#### [What you need to do]
Copy out each line of the data holding "this".

#### [Working data]
+ + + +

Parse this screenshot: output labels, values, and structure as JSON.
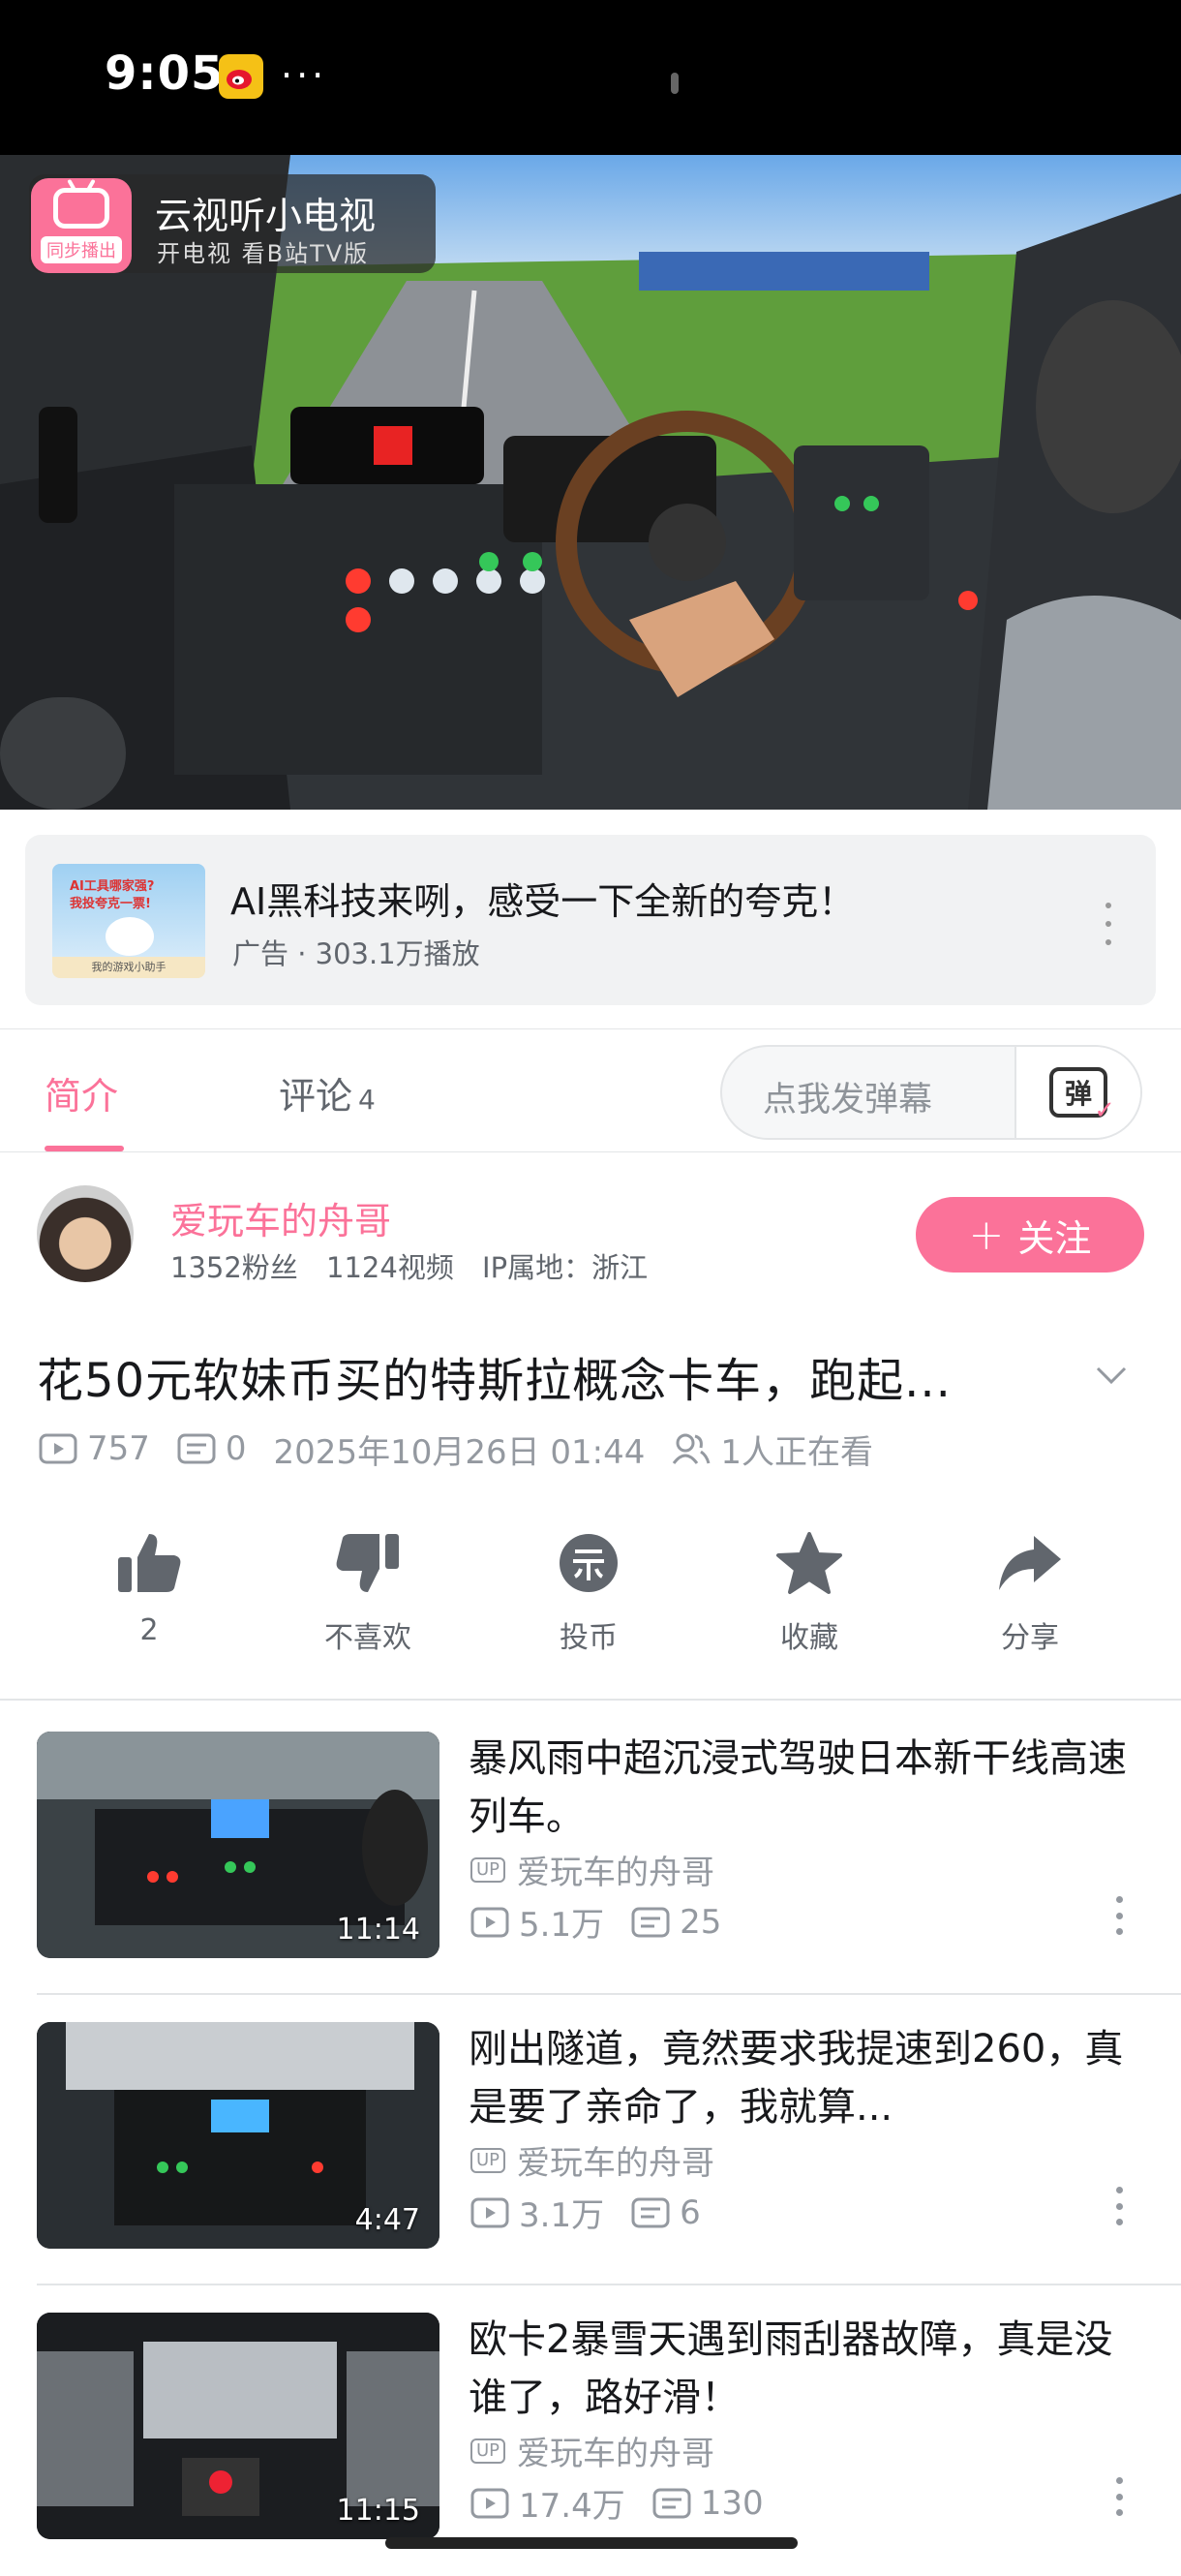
{
  "status_bar": {
    "time": "9:05",
    "dots": "···"
  },
  "tv_badge": {
    "sync_label": "同步播出",
    "title": "云视听小电视",
    "subtitle": "开电视 看B站TV版"
  },
  "ad": {
    "thumb_line1": "AI工具哪家强?",
    "thumb_line2": "我投夸克一票!",
    "thumb_footer": "我的游戏小助手",
    "title": "AI黑科技来咧，感受一下全新的夸克！",
    "meta": "广告 · 303.1万播放"
  },
  "tabs": {
    "intro": "简介",
    "comments": "评论",
    "comments_count": "4"
  },
  "danmaku": {
    "placeholder": "点我发弹幕",
    "button_label": "弹"
  },
  "uploader": {
    "name": "爱玩车的舟哥",
    "stats": "1352粉丝  1124视频  IP属地：浙江",
    "follow_label": "关注",
    "follow_plus": "+"
  },
  "video": {
    "title": "花50元软妹币买的特斯拉概念卡车，跑起...",
    "views": "757",
    "danmaku_count": "0",
    "datetime": "2025年10月26日 01:44",
    "watching": "1人正在看"
  },
  "actions": [
    {
      "label": "2",
      "icon": "thumb-up-icon"
    },
    {
      "label": "不喜欢",
      "icon": "thumb-down-icon"
    },
    {
      "label": "投币",
      "icon": "coin-icon"
    },
    {
      "label": "收藏",
      "icon": "star-icon"
    },
    {
      "label": "分享",
      "icon": "share-icon"
    }
  ],
  "recommendations": [
    {
      "title": "暴风雨中超沉浸式驾驶日本新干线高速列车。",
      "duration": "11:14",
      "up_badge": "UP",
      "author": "爱玩车的舟哥",
      "views": "5.1万",
      "danmaku": "25"
    },
    {
      "title": "刚出隧道，竟然要求我提速到260，真是要了亲命了，我就算...",
      "duration": "4:47",
      "up_badge": "UP",
      "author": "爱玩车的舟哥",
      "views": "3.1万",
      "danmaku": "6"
    },
    {
      "title": "欧卡2暴雪天遇到雨刮器故障，真是没谁了，路好滑！",
      "duration": "11:15",
      "up_badge": "UP",
      "author": "爱玩车的舟哥",
      "views": "17.4万",
      "danmaku": "130"
    }
  ],
  "colors": {
    "accent": "#fb7299",
    "text": "#18191c",
    "muted": "#9499a0"
  }
}
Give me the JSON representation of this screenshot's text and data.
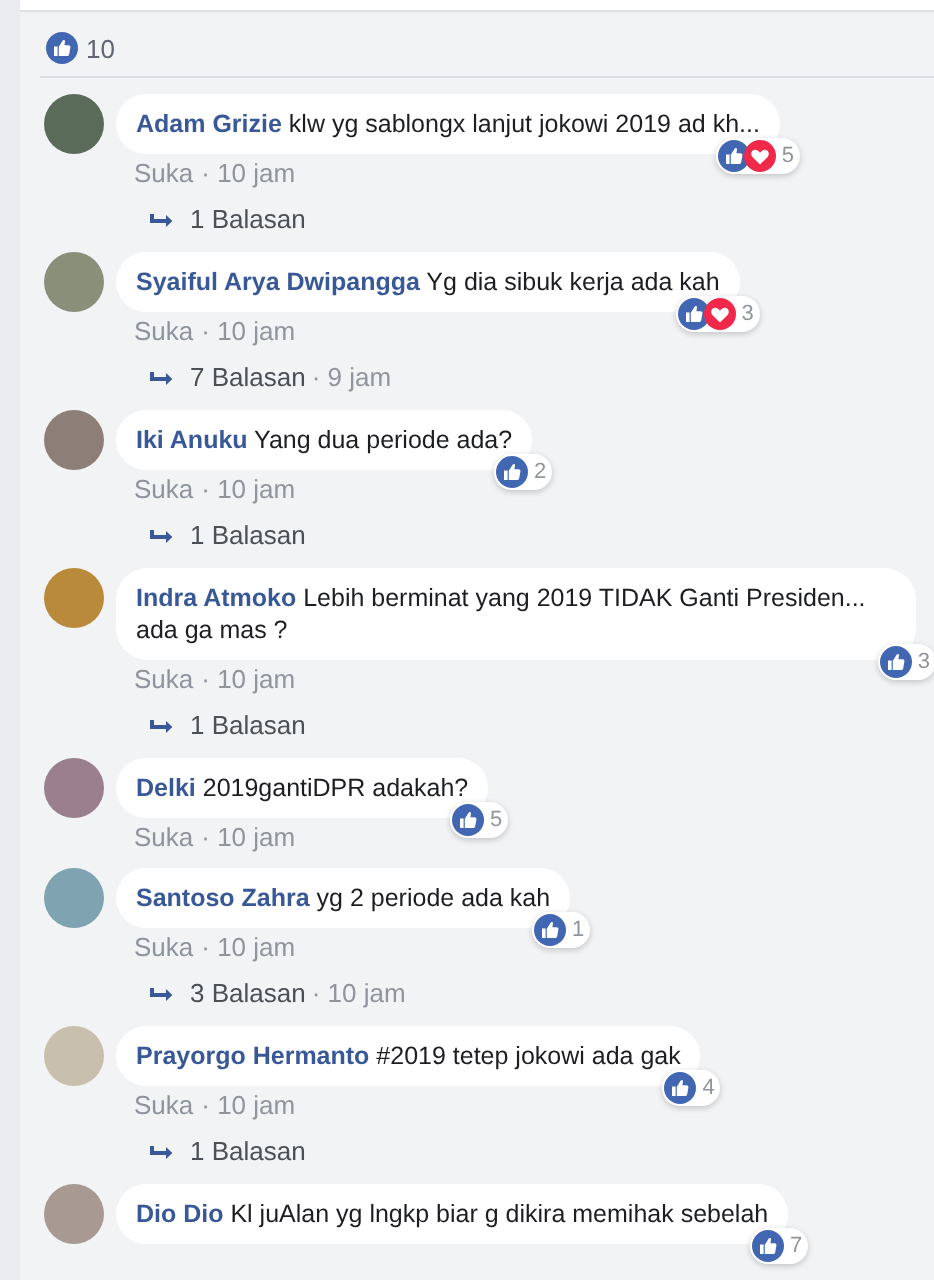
{
  "reactions_summary": {
    "icons": [
      {
        "kind": "like"
      }
    ],
    "count": "10"
  },
  "comments": [
    {
      "author": "Adam Grizie",
      "text": "klw yg sablongx lanjut jokowi 2019 ad kh...",
      "reactions": [
        {
          "kind": "like"
        },
        {
          "kind": "love"
        }
      ],
      "reaction_count": "5",
      "like_label": "Suka",
      "time": "· 10 jam",
      "replies": {
        "label": "1 Balasan"
      }
    },
    {
      "author": "Syaiful Arya Dwipangga",
      "text": "Yg dia sibuk kerja ada kah",
      "reactions": [
        {
          "kind": "like"
        },
        {
          "kind": "love"
        }
      ],
      "reaction_count": "3",
      "like_label": "Suka",
      "time": "· 10 jam",
      "replies": {
        "label": "7 Balasan",
        "time": "· 9 jam"
      }
    },
    {
      "author": "Iki Anuku",
      "text": "Yang dua periode ada?",
      "reactions": [
        {
          "kind": "like"
        }
      ],
      "reaction_count": "2",
      "like_label": "Suka",
      "time": "· 10 jam",
      "replies": {
        "label": "1 Balasan"
      }
    },
    {
      "author": "Indra Atmoko",
      "text": "Lebih berminat yang 2019 TIDAK Ganti Presiden... ada ga mas ?",
      "reactions": [
        {
          "kind": "like"
        }
      ],
      "reaction_count": "3",
      "like_label": "Suka",
      "time": "· 10 jam",
      "replies": {
        "label": "1 Balasan"
      }
    },
    {
      "author": "Delki",
      "text": "2019gantiDPR adakah?",
      "reactions": [
        {
          "kind": "like"
        }
      ],
      "reaction_count": "5",
      "like_label": "Suka",
      "time": "· 10 jam"
    },
    {
      "author": "Santoso Zahra",
      "text": "yg 2 periode ada kah",
      "reactions": [
        {
          "kind": "like"
        }
      ],
      "reaction_count": "1",
      "like_label": "Suka",
      "time": "· 10 jam",
      "replies": {
        "label": "3 Balasan",
        "time": "· 10 jam"
      }
    },
    {
      "author": "Prayorgo Hermanto",
      "text": "#2019 tetep jokowi ada gak",
      "reactions": [
        {
          "kind": "like"
        }
      ],
      "reaction_count": "4",
      "like_label": "Suka",
      "time": "· 10 jam",
      "replies": {
        "label": "1 Balasan"
      }
    },
    {
      "author": "Dio Dio",
      "text": "Kl juAlan yg lngkp biar g dikira memihak sebelah",
      "reactions": [
        {
          "kind": "like"
        }
      ],
      "reaction_count": "7"
    }
  ]
}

+ + + +

#### [Problem solution]
Parse this screenshot: output labels, values, and structure as JSON.
Give me the JSON representation of this screenshot's text and data.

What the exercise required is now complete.